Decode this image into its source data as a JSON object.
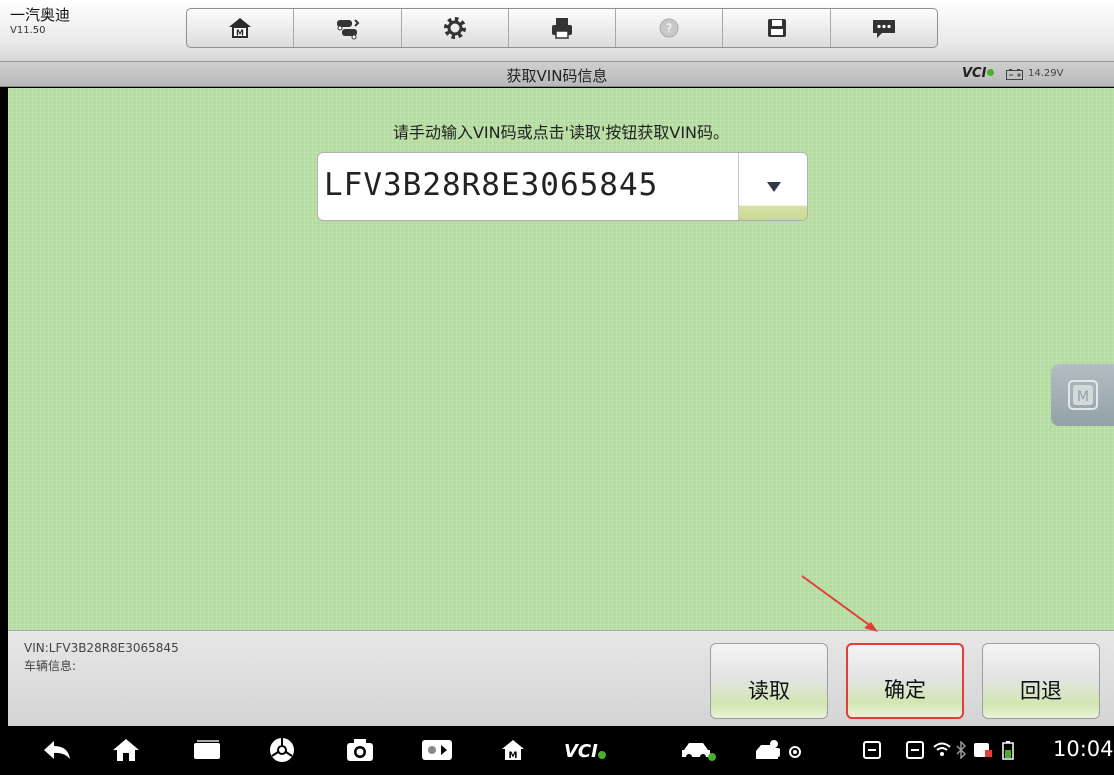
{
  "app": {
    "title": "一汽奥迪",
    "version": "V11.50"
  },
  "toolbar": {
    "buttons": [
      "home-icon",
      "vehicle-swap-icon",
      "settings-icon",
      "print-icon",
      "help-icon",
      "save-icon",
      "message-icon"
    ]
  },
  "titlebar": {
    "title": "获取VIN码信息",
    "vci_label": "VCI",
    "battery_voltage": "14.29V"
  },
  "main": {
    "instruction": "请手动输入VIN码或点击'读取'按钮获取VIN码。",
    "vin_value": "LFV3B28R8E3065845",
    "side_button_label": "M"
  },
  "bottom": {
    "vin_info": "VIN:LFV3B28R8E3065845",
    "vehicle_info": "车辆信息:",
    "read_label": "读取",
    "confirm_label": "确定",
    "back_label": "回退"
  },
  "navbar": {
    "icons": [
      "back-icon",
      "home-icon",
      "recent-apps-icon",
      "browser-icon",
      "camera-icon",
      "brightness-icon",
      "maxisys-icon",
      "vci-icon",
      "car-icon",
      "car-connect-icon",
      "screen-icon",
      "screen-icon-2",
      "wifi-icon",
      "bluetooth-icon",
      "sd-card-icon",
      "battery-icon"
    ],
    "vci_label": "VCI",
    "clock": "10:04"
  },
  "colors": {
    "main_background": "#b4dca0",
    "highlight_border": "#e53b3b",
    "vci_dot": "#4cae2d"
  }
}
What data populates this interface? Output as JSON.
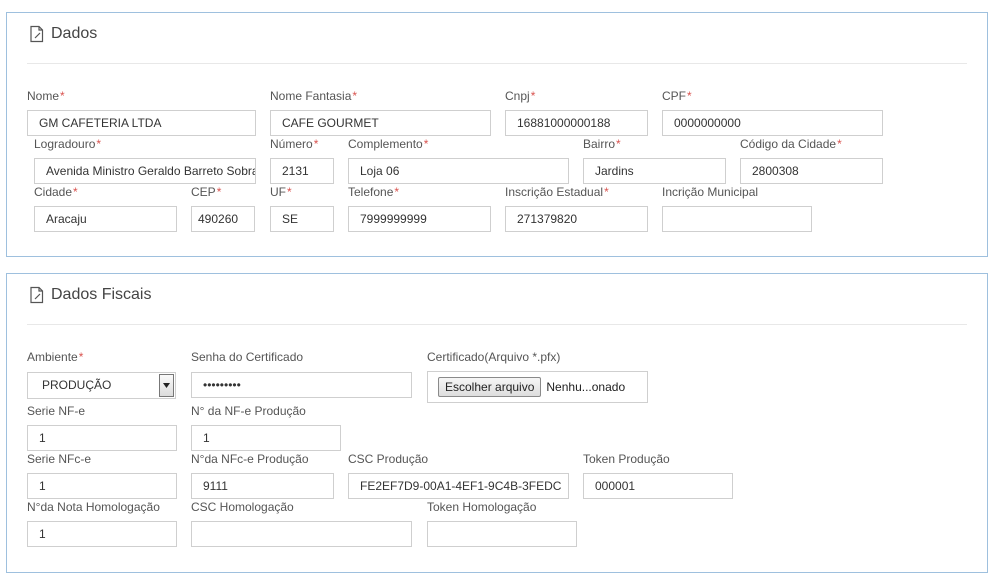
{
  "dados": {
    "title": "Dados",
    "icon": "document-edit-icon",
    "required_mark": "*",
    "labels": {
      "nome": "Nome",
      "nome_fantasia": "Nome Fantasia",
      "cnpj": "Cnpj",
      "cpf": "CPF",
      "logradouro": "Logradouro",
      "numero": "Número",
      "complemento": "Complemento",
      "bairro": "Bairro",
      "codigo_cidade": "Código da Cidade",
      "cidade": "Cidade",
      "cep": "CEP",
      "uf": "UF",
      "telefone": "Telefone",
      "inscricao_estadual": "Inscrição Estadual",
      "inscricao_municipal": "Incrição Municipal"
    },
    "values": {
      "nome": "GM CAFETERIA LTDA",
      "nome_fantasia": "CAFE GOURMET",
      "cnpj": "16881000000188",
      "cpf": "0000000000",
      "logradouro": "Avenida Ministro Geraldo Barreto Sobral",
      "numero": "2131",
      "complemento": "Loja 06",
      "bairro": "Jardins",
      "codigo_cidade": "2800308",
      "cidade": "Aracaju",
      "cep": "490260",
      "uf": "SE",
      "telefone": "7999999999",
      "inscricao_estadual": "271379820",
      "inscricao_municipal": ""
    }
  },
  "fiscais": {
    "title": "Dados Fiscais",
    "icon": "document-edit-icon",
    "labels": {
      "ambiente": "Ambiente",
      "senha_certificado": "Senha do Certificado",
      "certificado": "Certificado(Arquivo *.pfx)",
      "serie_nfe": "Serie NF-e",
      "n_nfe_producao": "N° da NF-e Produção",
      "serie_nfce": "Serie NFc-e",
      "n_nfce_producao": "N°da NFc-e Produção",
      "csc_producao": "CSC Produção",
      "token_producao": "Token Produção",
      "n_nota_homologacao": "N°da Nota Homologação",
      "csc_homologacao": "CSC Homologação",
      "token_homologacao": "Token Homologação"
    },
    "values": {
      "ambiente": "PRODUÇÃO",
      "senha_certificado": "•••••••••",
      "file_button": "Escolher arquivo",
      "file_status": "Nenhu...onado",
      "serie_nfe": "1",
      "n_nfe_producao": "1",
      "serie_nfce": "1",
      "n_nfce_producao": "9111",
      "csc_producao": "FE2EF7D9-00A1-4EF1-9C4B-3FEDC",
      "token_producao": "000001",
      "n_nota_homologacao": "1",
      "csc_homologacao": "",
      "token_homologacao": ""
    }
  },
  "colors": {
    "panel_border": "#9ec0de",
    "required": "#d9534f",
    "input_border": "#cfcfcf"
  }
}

§ Given exercise:
In the copy, include all records verbatim but no images.

§ Output of the exercise:
Decode this image into its source data as a JSON object.
{
  "app": {
    "title": "一汽奥迪",
    "version": "V11.50"
  },
  "toolbar": {
    "buttons": [
      "home-icon",
      "vehicle-swap-icon",
      "settings-icon",
      "print-icon",
      "help-icon",
      "save-icon",
      "message-icon"
    ]
  },
  "titlebar": {
    "title": "获取VIN码信息",
    "vci_label": "VCI",
    "battery_voltage": "14.29V"
  },
  "main": {
    "instruction": "请手动输入VIN码或点击'读取'按钮获取VIN码。",
    "vin_value": "LFV3B28R8E3065845",
    "side_button_label": "M"
  },
  "bottom": {
    "vin_info": "VIN:LFV3B28R8E3065845",
    "vehicle_info": "车辆信息:",
    "read_label": "读取",
    "confirm_label": "确定",
    "back_label": "回退"
  },
  "navbar": {
    "icons": [
      "back-icon",
      "home-icon",
      "recent-apps-icon",
      "browser-icon",
      "camera-icon",
      "brightness-icon",
      "maxisys-icon",
      "vci-icon",
      "car-icon",
      "car-connect-icon",
      "screen-icon",
      "screen-icon-2",
      "wifi-icon",
      "bluetooth-icon",
      "sd-card-icon",
      "battery-icon"
    ],
    "vci_label": "VCI",
    "clock": "10:04"
  },
  "colors": {
    "main_background": "#b4dca0",
    "highlight_border": "#e53b3b",
    "vci_dot": "#4cae2d"
  }
}
What data populates this interface? Output as JSON.
{
  "dados": {
    "title": "Dados",
    "icon": "document-edit-icon",
    "required_mark": "*",
    "labels": {
      "nome": "Nome",
      "nome_fantasia": "Nome Fantasia",
      "cnpj": "Cnpj",
      "cpf": "CPF",
      "logradouro": "Logradouro",
      "numero": "Número",
      "complemento": "Complemento",
      "bairro": "Bairro",
      "codigo_cidade": "Código da Cidade",
      "cidade": "Cidade",
      "cep": "CEP",
      "uf": "UF",
      "telefone": "Telefone",
      "inscricao_estadual": "Inscrição Estadual",
      "inscricao_municipal": "Incrição Municipal"
    },
    "values": {
      "nome": "GM CAFETERIA LTDA",
      "nome_fantasia": "CAFE GOURMET",
      "cnpj": "16881000000188",
      "cpf": "0000000000",
      "logradouro": "Avenida Ministro Geraldo Barreto Sobral",
      "numero": "2131",
      "complemento": "Loja 06",
      "bairro": "Jardins",
      "codigo_cidade": "2800308",
      "cidade": "Aracaju",
      "cep": "490260",
      "uf": "SE",
      "telefone": "7999999999",
      "inscricao_estadual": "271379820",
      "inscricao_municipal": ""
    }
  },
  "fiscais": {
    "title": "Dados Fiscais",
    "icon": "document-edit-icon",
    "labels": {
      "ambiente": "Ambiente",
      "senha_certificado": "Senha do Certificado",
      "certificado": "Certificado(Arquivo *.pfx)",
      "serie_nfe": "Serie NF-e",
      "n_nfe_producao": "N° da NF-e Produção",
      "serie_nfce": "Serie NFc-e",
      "n_nfce_producao": "N°da NFc-e Produção",
      "csc_producao": "CSC Produção",
      "token_producao": "Token Produção",
      "n_nota_homologacao": "N°da Nota Homologação",
      "csc_homologacao": "CSC Homologação",
      "token_homologacao": "Token Homologação"
    },
    "values": {
      "ambiente": "PRODUÇÃO",
      "senha_certificado": "•••••••••",
      "file_button": "Escolher arquivo",
      "file_status": "Nenhu...onado",
      "serie_nfe": "1",
      "n_nfe_producao": "1",
      "serie_nfce": "1",
      "n_nfce_producao": "9111",
      "csc_producao": "FE2EF7D9-00A1-4EF1-9C4B-3FEDC",
      "token_producao": "000001",
      "n_nota_homologacao": "1",
      "csc_homologacao": "",
      "token_homologacao": ""
    }
  },
  "colors": {
    "panel_border": "#9ec0de",
    "required": "#d9534f",
    "input_border": "#cfcfcf"
  }
}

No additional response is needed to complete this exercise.